Do this: According to the text below on the Columbia River Treaty, in what year was the treaty ratified?
══ Extract
Doug Clovechok MLA
If you are concerned about the fish that are washing up onshore, the low reservoir levels, and B.C.’s current drought conditions, you are not alone.
I often receive questions and concerns about these and other water-related issues. Residents in our region know the importance of our water. Over the years as your MLA, I have worked with various constituents and regional organizations such as Living lakes on grassroots efforts to protect our most precious resource. All life depends on healthy water sources, and there is no cause more worthy of stewardship for our future.
It is an honour to be the Shadow Minister for the Columbia River Treaty (CRT), as we move to modernize the treaty which Canada and the U.S. signed in 1961 and ratified in 1964. A lot has changed since then, and so should our approach to transboundary water management.
Although the CRT has no specified end date, either Canada or the U.S. can unilaterally terminate most of the agreement’s provisions after 2024, with at least 10 years notice. No such notice has been given, but today’s work is preparing us for future changes when the time comes.
The principles of the CRT are straight forward- Both the U.S. and Canada can benefit by working together to coordinate the water flow for flood control and power generation, by capturing spring run-off and releasing water at other times of the year when it is more valuable.
════
══ Data lines
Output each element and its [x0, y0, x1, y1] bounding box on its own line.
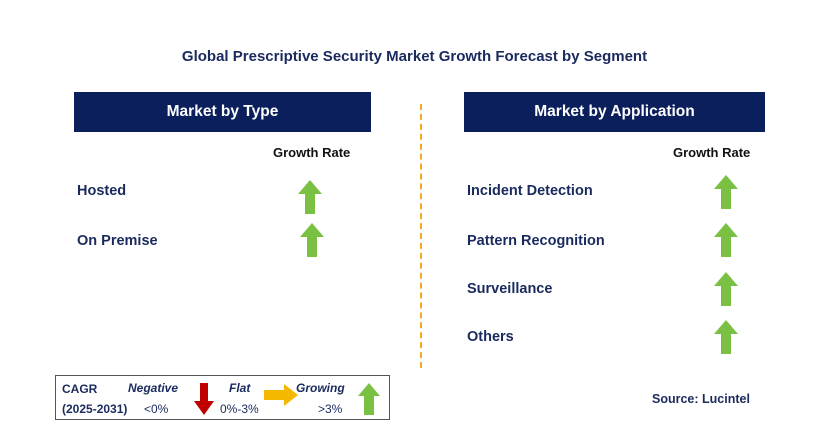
════
Correct response: 1964